Stored entries:
##########
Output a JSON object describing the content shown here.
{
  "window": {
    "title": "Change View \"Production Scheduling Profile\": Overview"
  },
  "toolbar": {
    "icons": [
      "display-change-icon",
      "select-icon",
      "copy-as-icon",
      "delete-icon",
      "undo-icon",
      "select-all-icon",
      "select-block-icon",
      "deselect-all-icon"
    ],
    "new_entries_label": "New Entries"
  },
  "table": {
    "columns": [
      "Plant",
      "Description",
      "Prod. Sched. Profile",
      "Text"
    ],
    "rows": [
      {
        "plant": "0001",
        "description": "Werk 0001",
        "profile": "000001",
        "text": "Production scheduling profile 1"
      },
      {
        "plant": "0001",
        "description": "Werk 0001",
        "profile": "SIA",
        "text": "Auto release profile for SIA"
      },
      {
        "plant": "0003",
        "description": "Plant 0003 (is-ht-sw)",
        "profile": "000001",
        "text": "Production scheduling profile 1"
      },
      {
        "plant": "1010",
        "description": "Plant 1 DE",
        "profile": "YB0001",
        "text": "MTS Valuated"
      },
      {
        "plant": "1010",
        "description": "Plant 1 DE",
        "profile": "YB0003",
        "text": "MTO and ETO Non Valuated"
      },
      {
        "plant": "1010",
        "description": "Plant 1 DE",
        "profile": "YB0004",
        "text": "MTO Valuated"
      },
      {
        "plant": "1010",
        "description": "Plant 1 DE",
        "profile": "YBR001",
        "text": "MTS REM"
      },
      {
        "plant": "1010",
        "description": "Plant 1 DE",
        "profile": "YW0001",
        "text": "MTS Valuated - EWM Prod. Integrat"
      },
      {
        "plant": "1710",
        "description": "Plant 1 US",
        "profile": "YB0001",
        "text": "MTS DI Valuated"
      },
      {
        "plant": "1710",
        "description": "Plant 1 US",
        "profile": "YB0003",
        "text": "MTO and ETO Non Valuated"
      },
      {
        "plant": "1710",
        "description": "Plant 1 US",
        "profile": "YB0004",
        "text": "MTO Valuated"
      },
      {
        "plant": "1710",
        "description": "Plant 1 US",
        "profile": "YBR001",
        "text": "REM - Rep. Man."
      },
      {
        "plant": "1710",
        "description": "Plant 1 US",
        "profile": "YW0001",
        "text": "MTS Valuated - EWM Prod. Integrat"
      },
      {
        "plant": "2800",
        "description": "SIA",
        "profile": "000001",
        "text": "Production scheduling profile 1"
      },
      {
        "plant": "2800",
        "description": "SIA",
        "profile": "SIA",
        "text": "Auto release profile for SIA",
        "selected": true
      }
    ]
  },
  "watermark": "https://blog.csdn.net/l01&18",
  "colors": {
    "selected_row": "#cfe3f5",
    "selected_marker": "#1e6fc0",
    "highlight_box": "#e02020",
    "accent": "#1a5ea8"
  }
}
##########
WORK INSTRUCTIONS: Count every line of the records that holds the string "release". Write only the total.

TASK RESULT: 2